-- Start of Dataset extract --

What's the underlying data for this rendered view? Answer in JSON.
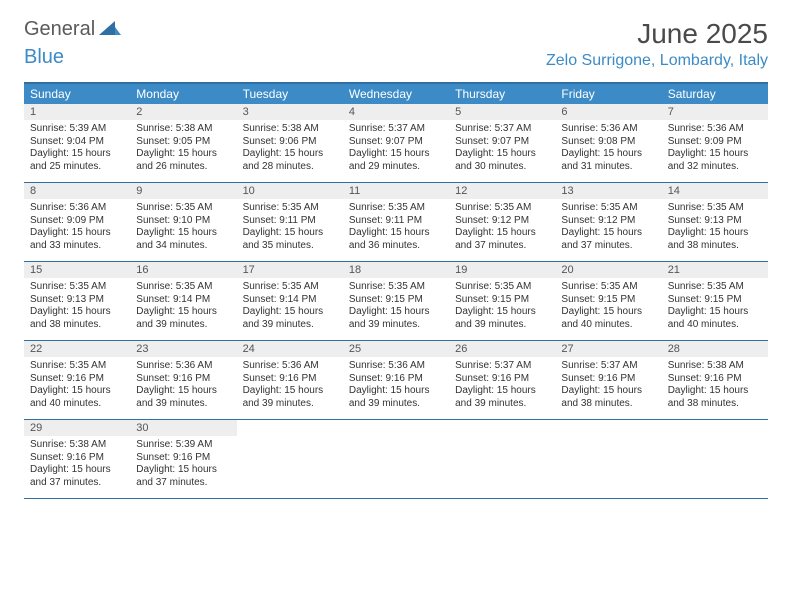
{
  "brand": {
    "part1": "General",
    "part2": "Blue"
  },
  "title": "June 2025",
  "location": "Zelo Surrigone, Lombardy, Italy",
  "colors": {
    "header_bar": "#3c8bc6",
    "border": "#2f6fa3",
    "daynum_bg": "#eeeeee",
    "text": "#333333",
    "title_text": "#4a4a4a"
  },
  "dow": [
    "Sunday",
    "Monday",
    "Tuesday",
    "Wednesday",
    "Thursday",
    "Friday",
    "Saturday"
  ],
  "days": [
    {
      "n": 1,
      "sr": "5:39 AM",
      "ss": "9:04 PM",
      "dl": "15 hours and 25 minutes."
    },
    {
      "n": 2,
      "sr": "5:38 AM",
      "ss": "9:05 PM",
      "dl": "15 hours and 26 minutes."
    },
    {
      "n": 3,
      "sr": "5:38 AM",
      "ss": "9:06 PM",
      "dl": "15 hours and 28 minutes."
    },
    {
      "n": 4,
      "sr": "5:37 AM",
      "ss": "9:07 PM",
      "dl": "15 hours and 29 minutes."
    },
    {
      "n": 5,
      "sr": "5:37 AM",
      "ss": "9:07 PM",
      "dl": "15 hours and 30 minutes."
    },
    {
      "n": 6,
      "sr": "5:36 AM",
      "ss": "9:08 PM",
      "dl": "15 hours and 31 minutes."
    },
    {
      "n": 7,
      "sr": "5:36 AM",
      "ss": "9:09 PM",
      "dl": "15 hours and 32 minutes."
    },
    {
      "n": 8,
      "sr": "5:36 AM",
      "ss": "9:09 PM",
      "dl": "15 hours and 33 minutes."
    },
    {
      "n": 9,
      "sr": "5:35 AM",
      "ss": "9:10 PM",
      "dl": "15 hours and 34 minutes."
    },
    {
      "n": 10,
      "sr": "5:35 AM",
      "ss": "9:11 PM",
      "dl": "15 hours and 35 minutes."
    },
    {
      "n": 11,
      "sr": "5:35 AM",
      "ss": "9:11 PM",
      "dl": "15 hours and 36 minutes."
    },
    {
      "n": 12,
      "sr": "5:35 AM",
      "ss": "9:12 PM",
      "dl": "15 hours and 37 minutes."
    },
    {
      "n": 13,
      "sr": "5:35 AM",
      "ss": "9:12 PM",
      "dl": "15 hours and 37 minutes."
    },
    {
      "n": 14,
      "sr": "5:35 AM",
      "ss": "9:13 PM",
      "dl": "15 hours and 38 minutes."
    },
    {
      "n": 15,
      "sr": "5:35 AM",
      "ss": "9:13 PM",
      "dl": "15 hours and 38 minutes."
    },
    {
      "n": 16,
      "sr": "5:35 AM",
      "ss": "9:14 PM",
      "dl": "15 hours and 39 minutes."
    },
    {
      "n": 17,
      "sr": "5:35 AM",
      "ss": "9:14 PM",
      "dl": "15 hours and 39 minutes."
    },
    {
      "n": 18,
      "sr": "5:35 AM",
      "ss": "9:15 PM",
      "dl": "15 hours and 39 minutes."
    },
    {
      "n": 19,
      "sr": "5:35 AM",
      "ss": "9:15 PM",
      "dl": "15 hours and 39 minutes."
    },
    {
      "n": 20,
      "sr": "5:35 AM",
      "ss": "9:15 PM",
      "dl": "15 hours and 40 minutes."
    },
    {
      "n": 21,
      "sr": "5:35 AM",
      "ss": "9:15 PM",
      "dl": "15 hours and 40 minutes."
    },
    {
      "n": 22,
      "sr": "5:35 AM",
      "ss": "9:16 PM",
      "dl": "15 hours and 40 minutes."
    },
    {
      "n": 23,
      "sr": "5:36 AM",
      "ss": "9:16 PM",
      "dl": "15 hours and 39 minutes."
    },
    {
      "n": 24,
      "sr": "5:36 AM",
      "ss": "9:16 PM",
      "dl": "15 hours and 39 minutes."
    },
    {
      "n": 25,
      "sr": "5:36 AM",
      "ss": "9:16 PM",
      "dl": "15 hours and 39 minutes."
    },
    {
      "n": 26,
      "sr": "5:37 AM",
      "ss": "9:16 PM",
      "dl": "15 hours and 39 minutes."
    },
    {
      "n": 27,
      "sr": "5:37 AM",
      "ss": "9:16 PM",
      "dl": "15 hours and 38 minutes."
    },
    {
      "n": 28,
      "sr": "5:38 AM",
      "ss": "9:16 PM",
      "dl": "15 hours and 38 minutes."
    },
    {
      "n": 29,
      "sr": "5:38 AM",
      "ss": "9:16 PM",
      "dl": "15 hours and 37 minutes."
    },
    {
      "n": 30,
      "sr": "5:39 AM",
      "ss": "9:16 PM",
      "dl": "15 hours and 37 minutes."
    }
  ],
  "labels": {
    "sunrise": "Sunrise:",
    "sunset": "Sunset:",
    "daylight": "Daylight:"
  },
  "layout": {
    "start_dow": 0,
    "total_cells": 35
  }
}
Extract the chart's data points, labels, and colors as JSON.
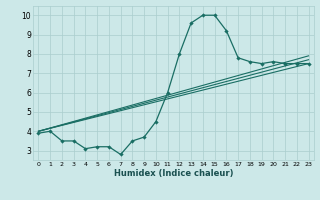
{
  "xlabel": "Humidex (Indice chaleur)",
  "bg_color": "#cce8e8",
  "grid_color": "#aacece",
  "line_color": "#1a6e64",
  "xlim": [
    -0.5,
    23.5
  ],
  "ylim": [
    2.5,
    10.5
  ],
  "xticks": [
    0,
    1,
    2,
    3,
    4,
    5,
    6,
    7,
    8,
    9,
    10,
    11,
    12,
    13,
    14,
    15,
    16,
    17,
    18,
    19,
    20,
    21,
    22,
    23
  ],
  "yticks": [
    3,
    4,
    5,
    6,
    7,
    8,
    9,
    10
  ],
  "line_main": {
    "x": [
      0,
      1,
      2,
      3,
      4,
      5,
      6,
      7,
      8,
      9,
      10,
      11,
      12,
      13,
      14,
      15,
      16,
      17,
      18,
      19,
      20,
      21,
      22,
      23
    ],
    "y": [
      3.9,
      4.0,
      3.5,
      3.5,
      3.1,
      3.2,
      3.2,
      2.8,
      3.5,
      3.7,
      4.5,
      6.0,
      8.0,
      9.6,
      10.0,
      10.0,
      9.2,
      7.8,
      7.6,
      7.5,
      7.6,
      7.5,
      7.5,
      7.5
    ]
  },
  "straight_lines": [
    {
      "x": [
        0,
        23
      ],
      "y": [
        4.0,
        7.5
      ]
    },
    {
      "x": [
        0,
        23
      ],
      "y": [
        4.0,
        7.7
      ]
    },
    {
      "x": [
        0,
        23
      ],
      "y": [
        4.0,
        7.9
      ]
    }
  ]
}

-- End of Dataset extract --

Find the word "labels" in the records and pull out each line that has it.

> **Written answer**
  "labels": {
Extract the chart's data points, labels, and colors as JSON.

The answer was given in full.